## Short problem
From the entries below, copy out every line with "criaram" in it.

Data items:
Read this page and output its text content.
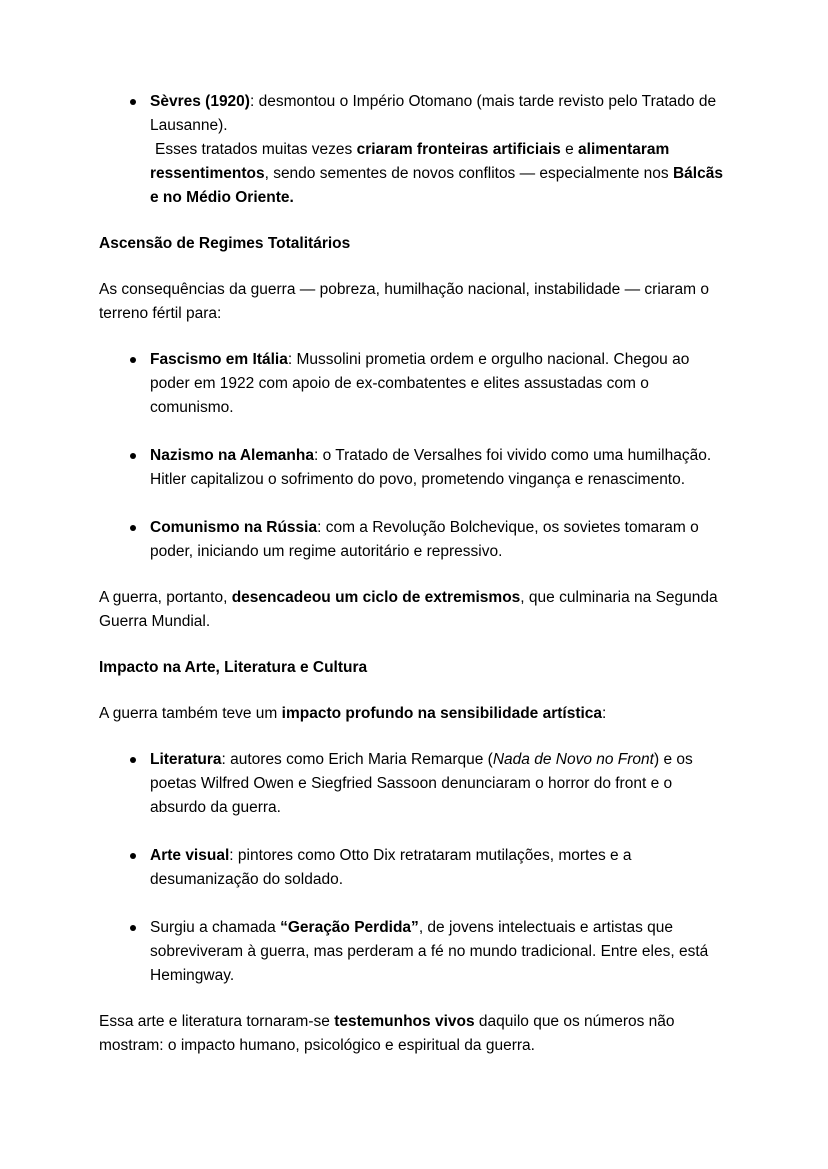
Sèvres (1920): desmontou o Império Otomano (mais tarde revisto pelo Tratado de Lausanne).
Esses tratados muitas vezes criaram fronteiras artificiais e alimentaram ressentimentos, sendo sementes de novos conflitos — especialmente nos Bálcãs e no Médio Oriente.
Ascensão de Regimes Totalitários

As consequências da guerra — pobreza, humilhação nacional, instabilidade — criaram o terreno fértil para:

Fascismo em Itália: Mussolini prometia ordem e orgulho nacional. Chegou ao poder em 1922 com apoio de ex-combatentes e elites assustadas com o comunismo.
Nazismo na Alemanha: o Tratado de Versalhes foi vivido como uma humilhação. Hitler capitalizou o sofrimento do povo, prometendo vingança e renascimento.
Comunismo na Rússia: com a Revolução Bolchevique, os sovietes tomaram o poder, iniciando um regime autoritário e repressivo.

A guerra, portanto, desencadeou um ciclo de extremismos, que culminaria na Segunda Guerra Mundial.

Impacto na Arte, Literatura e Cultura

A guerra também teve um impacto profundo na sensibilidade artística:

Literatura: autores como Erich Maria Remarque (Nada de Novo no Front) e os poetas Wilfred Owen e Siegfried Sassoon denunciaram o horror do front e o absurdo da guerra.
Arte visual: pintores como Otto Dix retrataram mutilações, mortes e a desumanização do soldado.
Surgiu a chamada “Geração Perdida”, de jovens intelectuais e artistas que sobreviveram à guerra, mas perderam a fé no mundo tradicional. Entre eles, está Hemingway.

Essa arte e literatura tornaram-se testemunhos vivos daquilo que os números não mostram: o impacto humano, psicológico e espiritual da guerra.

## Exercise response
Esses tratados muitas vezes criaram fronteiras artificiais e alimentaram ressentimentos, sendo sementes de novos conflitos — especialmente nos Bálcãs e no Médio Oriente.
As consequências da guerra — pobreza, humilhação nacional, instabilidade — criaram o terreno fértil para:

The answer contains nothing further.